EXERCISE MATERIALS start

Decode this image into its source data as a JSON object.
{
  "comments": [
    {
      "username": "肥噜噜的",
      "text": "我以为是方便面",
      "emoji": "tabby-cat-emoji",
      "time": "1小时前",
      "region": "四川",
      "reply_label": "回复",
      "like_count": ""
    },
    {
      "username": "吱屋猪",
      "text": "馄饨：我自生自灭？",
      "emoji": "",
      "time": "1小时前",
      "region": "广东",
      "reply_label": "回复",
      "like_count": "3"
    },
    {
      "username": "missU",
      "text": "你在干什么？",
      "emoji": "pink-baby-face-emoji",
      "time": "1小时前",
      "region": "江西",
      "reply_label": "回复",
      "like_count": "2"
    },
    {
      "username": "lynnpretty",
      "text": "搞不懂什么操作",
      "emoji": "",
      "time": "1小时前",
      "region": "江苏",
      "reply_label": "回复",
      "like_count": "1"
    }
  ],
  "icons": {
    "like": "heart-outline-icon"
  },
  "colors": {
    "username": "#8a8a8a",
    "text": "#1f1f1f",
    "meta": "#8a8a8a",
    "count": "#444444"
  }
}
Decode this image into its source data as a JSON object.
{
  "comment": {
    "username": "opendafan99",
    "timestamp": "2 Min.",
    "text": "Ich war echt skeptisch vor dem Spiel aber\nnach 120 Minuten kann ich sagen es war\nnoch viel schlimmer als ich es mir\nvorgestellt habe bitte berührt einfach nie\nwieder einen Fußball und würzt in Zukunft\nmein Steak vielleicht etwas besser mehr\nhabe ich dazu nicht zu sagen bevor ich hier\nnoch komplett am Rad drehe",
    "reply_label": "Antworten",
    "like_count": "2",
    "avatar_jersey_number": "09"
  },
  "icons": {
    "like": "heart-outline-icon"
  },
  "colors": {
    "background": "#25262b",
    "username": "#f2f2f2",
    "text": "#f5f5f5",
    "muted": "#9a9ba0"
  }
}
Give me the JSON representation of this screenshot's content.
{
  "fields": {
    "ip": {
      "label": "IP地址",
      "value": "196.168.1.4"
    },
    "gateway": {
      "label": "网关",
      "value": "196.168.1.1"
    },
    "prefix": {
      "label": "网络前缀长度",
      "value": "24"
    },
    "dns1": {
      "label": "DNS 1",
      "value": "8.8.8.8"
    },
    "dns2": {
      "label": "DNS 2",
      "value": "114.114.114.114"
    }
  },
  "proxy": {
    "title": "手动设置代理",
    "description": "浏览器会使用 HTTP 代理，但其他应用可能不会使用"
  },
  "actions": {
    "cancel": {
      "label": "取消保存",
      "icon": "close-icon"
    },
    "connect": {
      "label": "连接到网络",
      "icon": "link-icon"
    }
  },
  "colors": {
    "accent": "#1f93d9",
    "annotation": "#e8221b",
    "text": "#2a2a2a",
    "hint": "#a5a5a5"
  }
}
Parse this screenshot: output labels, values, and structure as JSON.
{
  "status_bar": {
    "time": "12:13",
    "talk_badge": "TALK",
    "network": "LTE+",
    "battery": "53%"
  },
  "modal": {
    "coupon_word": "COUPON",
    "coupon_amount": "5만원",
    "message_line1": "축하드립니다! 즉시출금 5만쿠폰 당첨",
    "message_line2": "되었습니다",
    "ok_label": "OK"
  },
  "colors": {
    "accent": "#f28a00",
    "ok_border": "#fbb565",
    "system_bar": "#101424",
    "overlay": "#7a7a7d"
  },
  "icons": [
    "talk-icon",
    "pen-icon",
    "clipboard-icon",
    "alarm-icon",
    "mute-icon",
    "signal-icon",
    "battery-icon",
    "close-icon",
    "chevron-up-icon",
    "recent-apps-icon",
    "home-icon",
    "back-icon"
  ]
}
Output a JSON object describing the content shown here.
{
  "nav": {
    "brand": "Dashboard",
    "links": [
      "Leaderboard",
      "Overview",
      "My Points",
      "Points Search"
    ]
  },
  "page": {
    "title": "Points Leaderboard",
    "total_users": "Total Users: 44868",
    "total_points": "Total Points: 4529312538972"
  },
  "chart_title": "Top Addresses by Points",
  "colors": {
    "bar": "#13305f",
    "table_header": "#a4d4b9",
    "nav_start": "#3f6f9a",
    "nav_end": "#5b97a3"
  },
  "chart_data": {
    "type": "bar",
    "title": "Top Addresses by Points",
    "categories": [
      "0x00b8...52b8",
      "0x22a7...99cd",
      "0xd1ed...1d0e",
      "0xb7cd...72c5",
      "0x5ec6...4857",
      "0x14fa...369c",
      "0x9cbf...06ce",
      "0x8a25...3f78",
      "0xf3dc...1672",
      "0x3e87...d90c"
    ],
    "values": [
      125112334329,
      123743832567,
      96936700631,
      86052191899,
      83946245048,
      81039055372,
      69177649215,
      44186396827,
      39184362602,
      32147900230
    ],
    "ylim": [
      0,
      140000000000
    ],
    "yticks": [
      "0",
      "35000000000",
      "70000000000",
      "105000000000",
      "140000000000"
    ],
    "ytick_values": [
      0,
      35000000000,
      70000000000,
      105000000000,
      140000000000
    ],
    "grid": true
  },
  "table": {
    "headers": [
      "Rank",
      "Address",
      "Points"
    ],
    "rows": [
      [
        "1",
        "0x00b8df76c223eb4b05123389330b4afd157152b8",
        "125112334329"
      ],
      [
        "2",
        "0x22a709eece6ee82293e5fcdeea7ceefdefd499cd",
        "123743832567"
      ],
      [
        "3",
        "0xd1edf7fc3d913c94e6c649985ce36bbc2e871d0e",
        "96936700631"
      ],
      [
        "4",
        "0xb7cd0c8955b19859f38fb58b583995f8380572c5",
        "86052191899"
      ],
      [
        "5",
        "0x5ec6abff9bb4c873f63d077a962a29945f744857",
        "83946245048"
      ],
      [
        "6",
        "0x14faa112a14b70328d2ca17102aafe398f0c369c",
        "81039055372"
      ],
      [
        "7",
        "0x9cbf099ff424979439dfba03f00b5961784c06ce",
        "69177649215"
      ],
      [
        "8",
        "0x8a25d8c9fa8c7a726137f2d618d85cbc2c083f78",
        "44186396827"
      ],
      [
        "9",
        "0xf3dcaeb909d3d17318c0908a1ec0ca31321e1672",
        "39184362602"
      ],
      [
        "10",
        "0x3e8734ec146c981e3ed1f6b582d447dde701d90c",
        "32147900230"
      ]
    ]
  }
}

EXERCISE MATERIALS end

◆ PROBLEM: In the listing, find every line containing the word "Points" and list it.

◆ RESPONSE TO THIS TASK:
      "My Points",
      "Points Search"
    "title": "Points Leaderboard",
    "total_points": "Total Points: 4529312538972"
  "chart_title": "Top Addresses by Points",
    "title": "Top Addresses by Points",
      "Points"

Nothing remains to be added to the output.